RECORDS FOR THIS EXERCISE -
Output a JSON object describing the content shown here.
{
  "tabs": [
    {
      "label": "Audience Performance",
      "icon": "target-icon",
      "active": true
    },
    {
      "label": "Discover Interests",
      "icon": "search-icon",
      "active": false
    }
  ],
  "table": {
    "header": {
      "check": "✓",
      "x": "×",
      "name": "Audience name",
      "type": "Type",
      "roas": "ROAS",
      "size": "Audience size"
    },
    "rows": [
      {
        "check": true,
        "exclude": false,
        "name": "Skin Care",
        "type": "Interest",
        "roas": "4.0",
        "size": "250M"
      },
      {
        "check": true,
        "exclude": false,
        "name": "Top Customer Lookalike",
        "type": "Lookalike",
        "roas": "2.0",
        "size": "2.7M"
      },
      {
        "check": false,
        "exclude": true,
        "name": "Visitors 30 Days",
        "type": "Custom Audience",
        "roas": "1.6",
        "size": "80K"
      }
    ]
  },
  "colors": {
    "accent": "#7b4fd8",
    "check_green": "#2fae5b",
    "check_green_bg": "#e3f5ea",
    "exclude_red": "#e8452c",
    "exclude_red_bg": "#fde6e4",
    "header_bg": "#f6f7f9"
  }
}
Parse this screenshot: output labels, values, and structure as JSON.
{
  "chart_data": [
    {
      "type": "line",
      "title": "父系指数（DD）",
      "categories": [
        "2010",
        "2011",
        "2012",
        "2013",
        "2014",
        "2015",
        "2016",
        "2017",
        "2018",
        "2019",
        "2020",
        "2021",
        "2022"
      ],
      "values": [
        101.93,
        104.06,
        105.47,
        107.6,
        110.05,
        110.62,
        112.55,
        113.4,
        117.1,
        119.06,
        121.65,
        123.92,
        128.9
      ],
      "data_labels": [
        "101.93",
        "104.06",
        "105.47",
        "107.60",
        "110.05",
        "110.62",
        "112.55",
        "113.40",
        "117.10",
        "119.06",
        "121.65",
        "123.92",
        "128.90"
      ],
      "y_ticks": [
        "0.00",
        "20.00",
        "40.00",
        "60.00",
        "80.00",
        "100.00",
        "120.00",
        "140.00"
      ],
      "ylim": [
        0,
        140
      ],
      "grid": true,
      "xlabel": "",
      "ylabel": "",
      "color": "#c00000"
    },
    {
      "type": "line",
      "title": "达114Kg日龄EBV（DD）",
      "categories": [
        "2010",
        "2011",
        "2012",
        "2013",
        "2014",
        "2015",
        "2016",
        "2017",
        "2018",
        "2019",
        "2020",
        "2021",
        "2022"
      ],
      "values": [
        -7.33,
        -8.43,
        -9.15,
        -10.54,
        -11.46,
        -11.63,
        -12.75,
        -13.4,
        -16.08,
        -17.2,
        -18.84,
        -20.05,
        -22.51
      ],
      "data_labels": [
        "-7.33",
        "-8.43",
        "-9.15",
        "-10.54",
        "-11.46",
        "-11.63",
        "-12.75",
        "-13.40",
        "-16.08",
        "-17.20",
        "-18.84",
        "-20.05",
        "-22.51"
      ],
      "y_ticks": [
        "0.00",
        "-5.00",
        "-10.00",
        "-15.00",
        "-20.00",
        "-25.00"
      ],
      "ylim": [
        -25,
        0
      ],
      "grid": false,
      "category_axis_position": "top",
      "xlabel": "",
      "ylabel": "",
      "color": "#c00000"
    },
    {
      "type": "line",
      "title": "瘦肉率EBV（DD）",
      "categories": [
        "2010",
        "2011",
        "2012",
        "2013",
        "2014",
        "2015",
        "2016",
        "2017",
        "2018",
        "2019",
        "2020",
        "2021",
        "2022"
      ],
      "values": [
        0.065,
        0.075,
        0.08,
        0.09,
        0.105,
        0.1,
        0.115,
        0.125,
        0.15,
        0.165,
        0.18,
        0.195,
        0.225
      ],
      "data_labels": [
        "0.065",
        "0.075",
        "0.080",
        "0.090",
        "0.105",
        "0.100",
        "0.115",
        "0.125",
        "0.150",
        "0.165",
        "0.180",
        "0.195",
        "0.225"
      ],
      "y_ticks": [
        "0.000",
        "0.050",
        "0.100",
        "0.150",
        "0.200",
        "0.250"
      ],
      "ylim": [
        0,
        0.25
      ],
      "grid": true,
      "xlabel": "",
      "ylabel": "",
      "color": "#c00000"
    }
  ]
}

INSTRUCTIONS TO FOLLOW -
Print back all the lines verbatim.

WRITTEN ANSWER -
Output a JSON object describing the content shown here.
{
  "tabs": [
    {
      "label": "Audience Performance",
      "icon": "target-icon",
      "active": true
    },
    {
      "label": "Discover Interests",
      "icon": "search-icon",
      "active": false
    }
  ],
  "table": {
    "header": {
      "check": "✓",
      "x": "×",
      "name": "Audience name",
      "type": "Type",
      "roas": "ROAS",
      "size": "Audience size"
    },
    "rows": [
      {
        "check": true,
        "exclude": false,
        "name": "Skin Care",
        "type": "Interest",
        "roas": "4.0",
        "size": "250M"
      },
      {
        "check": true,
        "exclude": false,
        "name": "Top Customer Lookalike",
        "type": "Lookalike",
        "roas": "2.0",
        "size": "2.7M"
      },
      {
        "check": false,
        "exclude": true,
        "name": "Visitors 30 Days",
        "type": "Custom Audience",
        "roas": "1.6",
        "size": "80K"
      }
    ]
  },
  "colors": {
    "accent": "#7b4fd8",
    "check_green": "#2fae5b",
    "check_green_bg": "#e3f5ea",
    "exclude_red": "#e8452c",
    "exclude_red_bg": "#fde6e4",
    "header_bg": "#f6f7f9"
  }
}
Parse this screenshot: output labels, values, and structure as JSON.
{
  "chart_data": [
    {
      "type": "line",
      "title": "父系指数（DD）",
      "categories": [
        "2010",
        "2011",
        "2012",
        "2013",
        "2014",
        "2015",
        "2016",
        "2017",
        "2018",
        "2019",
        "2020",
        "2021",
        "2022"
      ],
      "values": [
        101.93,
        104.06,
        105.47,
        107.6,
        110.05,
        110.62,
        112.55,
        113.4,
        117.1,
        119.06,
        121.65,
        123.92,
        128.9
      ],
      "data_labels": [
        "101.93",
        "104.06",
        "105.47",
        "107.60",
        "110.05",
        "110.62",
        "112.55",
        "113.40",
        "117.10",
        "119.06",
        "121.65",
        "123.92",
        "128.90"
      ],
      "y_ticks": [
        "0.00",
        "20.00",
        "40.00",
        "60.00",
        "80.00",
        "100.00",
        "120.00",
        "140.00"
      ],
      "ylim": [
        0,
        140
      ],
      "grid": true,
      "xlabel": "",
      "ylabel": "",
      "color": "#c00000"
    },
    {
      "type": "line",
      "title": "达114Kg日龄EBV（DD）",
      "categories": [
        "2010",
        "2011",
        "2012",
        "2013",
        "2014",
        "2015",
        "2016",
        "2017",
        "2018",
        "2019",
        "2020",
        "2021",
        "2022"
      ],
      "values": [
        -7.33,
        -8.43,
        -9.15,
        -10.54,
        -11.46,
        -11.63,
        -12.75,
        -13.4,
        -16.08,
        -17.2,
        -18.84,
        -20.05,
        -22.51
      ],
      "data_labels": [
        "-7.33",
        "-8.43",
        "-9.15",
        "-10.54",
        "-11.46",
        "-11.63",
        "-12.75",
        "-13.40",
        "-16.08",
        "-17.20",
        "-18.84",
        "-20.05",
        "-22.51"
      ],
      "y_ticks": [
        "0.00",
        "-5.00",
        "-10.00",
        "-15.00",
        "-20.00",
        "-25.00"
      ],
      "ylim": [
        -25,
        0
      ],
      "grid": false,
      "category_axis_position": "top",
      "xlabel": "",
      "ylabel": "",
      "color": "#c00000"
    },
    {
      "type": "line",
      "title": "瘦肉率EBV（DD）",
      "categories": [
        "2010",
        "2011",
        "2012",
        "2013",
        "2014",
        "2015",
        "2016",
        "2017",
        "2018",
        "2019",
        "2020",
        "2021",
        "2022"
      ],
      "values": [
        0.065,
        0.075,
        0.08,
        0.09,
        0.105,
        0.1,
        0.115,
        0.125,
        0.15,
        0.165,
        0.18,
        0.195,
        0.225
      ],
      "data_labels": [
        "0.065",
        "0.075",
        "0.080",
        "0.090",
        "0.105",
        "0.100",
        "0.115",
        "0.125",
        "0.150",
        "0.165",
        "0.180",
        "0.195",
        "0.225"
      ],
      "y_ticks": [
        "0.000",
        "0.050",
        "0.100",
        "0.150",
        "0.200",
        "0.250"
      ],
      "ylim": [
        0,
        0.25
      ],
      "grid": true,
      "xlabel": "",
      "ylabel": "",
      "color": "#c00000"
    }
  ]
}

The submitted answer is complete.